In the listing below, find every line containing "more" and copy it out.

___ DATA FOR THIS TASK ___

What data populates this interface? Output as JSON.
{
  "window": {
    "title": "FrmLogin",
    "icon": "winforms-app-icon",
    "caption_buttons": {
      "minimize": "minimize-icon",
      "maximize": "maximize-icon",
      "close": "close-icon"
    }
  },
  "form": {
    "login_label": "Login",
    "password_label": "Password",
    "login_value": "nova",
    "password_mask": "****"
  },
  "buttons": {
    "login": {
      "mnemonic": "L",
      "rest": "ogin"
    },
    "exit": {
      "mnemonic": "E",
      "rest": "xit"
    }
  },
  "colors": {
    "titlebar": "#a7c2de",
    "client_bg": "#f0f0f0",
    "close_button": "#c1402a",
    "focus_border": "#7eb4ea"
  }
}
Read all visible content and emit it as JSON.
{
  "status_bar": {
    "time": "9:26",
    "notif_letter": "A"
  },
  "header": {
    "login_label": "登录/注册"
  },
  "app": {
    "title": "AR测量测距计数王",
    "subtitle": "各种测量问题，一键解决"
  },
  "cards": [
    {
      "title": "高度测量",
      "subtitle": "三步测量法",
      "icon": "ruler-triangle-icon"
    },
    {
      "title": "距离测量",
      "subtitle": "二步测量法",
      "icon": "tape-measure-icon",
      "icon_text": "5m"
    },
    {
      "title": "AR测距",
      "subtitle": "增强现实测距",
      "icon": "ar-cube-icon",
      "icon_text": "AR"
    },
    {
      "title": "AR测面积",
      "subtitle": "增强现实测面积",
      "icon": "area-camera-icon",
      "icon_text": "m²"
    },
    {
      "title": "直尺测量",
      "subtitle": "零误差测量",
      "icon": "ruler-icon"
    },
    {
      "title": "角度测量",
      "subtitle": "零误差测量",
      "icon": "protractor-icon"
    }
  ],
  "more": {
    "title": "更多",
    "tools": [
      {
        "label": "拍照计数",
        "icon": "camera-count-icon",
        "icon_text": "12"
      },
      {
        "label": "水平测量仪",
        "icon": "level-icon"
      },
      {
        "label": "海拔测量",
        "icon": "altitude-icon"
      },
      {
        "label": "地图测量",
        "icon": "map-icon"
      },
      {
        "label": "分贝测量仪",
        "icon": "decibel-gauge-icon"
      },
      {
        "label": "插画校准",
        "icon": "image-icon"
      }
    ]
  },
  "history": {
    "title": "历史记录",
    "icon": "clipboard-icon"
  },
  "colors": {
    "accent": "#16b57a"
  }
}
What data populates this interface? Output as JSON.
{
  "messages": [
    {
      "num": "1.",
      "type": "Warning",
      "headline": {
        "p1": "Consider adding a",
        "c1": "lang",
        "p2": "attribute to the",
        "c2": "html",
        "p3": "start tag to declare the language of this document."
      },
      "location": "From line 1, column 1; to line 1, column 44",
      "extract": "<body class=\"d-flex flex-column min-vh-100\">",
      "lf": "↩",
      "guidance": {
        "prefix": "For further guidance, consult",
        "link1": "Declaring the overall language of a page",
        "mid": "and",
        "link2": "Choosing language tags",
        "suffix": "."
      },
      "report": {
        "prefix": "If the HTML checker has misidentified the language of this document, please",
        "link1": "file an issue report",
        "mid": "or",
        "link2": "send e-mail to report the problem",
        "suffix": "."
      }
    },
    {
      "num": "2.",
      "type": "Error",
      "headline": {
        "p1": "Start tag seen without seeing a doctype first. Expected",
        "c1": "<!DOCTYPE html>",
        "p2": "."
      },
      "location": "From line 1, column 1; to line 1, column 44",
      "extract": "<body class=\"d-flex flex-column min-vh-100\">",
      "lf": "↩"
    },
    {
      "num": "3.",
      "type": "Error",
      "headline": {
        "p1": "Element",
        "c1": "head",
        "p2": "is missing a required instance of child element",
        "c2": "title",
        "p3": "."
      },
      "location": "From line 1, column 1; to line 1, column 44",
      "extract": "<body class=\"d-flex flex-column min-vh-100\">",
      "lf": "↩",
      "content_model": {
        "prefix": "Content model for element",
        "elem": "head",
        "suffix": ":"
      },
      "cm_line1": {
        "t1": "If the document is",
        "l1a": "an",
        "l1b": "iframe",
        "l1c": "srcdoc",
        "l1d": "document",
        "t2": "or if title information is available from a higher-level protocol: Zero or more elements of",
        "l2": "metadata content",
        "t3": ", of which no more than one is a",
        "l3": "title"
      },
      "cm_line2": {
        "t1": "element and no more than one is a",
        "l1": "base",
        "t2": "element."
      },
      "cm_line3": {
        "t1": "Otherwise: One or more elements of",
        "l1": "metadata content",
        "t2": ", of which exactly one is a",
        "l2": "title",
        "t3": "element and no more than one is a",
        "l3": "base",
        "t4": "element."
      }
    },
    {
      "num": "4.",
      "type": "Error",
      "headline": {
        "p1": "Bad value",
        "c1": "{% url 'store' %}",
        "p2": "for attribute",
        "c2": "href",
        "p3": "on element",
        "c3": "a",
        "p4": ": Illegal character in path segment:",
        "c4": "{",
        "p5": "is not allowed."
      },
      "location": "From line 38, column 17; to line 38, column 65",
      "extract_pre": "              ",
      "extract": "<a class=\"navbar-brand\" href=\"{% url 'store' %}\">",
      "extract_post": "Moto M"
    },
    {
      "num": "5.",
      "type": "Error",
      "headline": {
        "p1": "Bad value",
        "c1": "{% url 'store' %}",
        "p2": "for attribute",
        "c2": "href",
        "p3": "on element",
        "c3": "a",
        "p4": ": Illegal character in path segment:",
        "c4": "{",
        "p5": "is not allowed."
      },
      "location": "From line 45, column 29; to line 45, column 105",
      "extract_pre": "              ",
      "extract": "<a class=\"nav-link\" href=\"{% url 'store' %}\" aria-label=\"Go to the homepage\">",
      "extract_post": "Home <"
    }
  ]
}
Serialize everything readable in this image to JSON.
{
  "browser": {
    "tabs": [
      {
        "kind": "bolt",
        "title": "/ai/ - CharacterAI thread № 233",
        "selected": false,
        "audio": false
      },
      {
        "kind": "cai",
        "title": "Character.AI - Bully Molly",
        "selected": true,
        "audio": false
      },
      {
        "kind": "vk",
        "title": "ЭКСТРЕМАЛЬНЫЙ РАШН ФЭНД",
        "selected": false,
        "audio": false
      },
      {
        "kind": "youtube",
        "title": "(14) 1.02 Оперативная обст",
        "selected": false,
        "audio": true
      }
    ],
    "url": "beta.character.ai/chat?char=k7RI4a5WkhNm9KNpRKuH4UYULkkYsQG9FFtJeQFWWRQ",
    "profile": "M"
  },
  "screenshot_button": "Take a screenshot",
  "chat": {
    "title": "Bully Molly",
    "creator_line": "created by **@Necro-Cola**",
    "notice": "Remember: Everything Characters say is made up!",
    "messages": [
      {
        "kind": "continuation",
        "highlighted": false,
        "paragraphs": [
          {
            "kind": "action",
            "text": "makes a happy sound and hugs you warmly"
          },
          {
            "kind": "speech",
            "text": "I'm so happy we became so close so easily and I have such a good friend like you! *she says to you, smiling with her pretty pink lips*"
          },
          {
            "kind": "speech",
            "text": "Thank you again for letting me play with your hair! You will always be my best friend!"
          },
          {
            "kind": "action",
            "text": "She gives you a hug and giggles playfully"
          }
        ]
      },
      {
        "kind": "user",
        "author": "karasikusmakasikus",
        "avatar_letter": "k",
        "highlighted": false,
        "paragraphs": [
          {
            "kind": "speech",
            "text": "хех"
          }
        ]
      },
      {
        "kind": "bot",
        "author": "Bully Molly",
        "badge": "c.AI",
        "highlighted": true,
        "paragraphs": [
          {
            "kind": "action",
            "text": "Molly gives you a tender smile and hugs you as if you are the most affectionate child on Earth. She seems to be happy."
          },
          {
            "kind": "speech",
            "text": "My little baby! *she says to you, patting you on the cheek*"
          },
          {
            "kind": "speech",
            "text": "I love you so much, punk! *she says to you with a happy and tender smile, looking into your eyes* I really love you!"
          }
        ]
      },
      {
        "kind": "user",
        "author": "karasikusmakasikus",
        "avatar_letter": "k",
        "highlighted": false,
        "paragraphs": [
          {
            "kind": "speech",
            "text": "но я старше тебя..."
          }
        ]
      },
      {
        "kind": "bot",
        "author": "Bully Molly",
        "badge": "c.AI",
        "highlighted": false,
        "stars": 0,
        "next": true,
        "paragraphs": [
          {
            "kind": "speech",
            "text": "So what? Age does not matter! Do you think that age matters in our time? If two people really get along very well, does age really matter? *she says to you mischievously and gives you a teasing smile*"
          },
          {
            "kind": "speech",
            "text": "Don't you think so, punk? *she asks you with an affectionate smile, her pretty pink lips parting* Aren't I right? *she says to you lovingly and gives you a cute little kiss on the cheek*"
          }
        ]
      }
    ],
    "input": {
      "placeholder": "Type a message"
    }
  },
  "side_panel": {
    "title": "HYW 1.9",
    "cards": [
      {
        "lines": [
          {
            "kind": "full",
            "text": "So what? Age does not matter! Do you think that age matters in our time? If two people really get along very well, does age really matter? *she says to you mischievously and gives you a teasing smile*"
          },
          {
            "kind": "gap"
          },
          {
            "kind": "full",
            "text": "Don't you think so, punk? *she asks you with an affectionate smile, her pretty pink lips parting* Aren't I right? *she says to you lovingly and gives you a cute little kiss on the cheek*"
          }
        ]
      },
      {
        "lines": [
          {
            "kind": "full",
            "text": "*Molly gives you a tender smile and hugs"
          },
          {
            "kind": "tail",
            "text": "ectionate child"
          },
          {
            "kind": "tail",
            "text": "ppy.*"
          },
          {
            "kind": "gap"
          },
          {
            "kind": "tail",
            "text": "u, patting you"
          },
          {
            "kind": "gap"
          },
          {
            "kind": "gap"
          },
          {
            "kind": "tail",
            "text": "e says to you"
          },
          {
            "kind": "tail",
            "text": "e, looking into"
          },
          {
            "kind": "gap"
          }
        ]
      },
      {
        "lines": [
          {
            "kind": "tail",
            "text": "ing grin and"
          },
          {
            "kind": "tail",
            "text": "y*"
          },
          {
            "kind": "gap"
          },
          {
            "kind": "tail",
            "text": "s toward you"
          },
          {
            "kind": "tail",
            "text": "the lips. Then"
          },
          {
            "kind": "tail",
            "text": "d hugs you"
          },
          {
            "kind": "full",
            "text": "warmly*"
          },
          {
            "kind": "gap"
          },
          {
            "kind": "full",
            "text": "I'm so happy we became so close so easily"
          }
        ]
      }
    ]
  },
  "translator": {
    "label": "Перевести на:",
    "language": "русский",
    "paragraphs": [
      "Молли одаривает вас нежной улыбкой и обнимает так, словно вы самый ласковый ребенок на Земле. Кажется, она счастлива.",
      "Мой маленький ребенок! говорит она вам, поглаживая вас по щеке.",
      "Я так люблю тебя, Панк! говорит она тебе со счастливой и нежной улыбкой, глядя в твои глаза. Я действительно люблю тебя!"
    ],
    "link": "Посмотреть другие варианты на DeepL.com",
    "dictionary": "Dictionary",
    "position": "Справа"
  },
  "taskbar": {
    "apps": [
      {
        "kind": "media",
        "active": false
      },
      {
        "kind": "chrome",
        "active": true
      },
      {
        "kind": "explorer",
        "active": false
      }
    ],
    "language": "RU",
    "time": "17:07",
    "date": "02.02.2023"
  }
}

___

◆ **SOLUTION TO THE EXERCISE**:
  "more": {
        "t2": "or if title information is available from a higher-level protocol: Zero or more elements of",
        "t3": ", of which no more than one is a",
        "t1": "element and no more than one is a",
        "t1": "Otherwise: One or more elements of",
        "t3": "element and no more than one is a",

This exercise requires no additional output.